■ What to work on ■
Copy out the listing that follows exactly, dropping every picture.

■ Available data ■
# # # # #
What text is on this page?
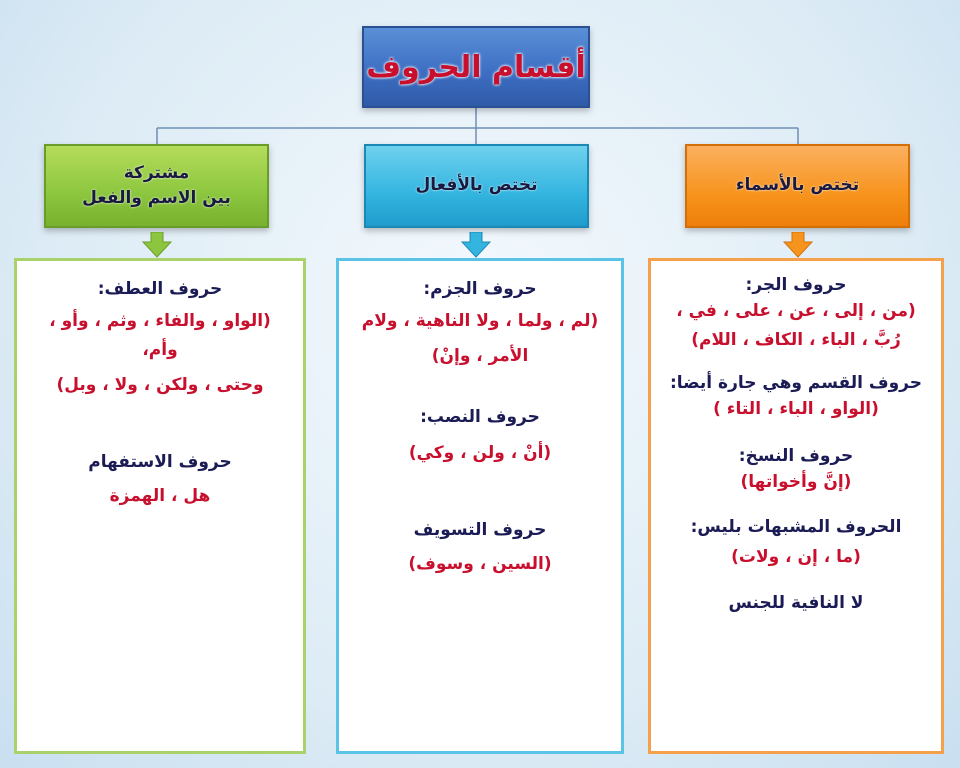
أقسام الحروف
مشتركة
بين الاسم والفعل
تختص بالأفعال	تختص بالأسماء

حروف العطف:

(الواو ، والفاء ، وثم ، وأو ، وأم،

وحتى ، ولكن ، ولا ، وبل)

حروف الاستفهام

هل ، الهمزة

حروف الجزم:

(لم ، ولما ، ولا الناهية ، ولام

الأمر ، وإنْ)

حروف النصب:

(أنْ ، ولن ، وكي)

حروف التسويف

(السين ، وسوف)

حروف الجر:

(من ، إلى ، عن ، على ، في ،

رُبَّ ، الباء ، الكاف ، اللام)

حروف القسم وهي جارة أيضا:

(الواو ، الباء ، التاء )

حروف النسخ:

(إنَّ وأخواتها)

الحروف المشبهات بليس:

(ما ، إن ، ولات)

لا النافية للجنس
# # # # #
■ Solved problem ■
What text is on this page?
أقسام الحروف
مشتركة
بين الاسم والفعل
تختص بالأفعال	تختص بالأسماء

حروف العطف:

(الواو ، والفاء ، وثم ، وأو ، وأم،

وحتى ، ولكن ، ولا ، وبل)

حروف الاستفهام

هل ، الهمزة

حروف الجزم:

(لم ، ولما ، ولا الناهية ، ولام

الأمر ، وإنْ)

حروف النصب:

(أنْ ، ولن ، وكي)

حروف التسويف

(السين ، وسوف)

حروف الجر:

(من ، إلى ، عن ، على ، في ،

رُبَّ ، الباء ، الكاف ، اللام)

حروف القسم وهي جارة أيضا:

(الواو ، الباء ، التاء )

حروف النسخ:

(إنَّ وأخواتها)

الحروف المشبهات بليس:

(ما ، إن ، ولات)

لا النافية للجنس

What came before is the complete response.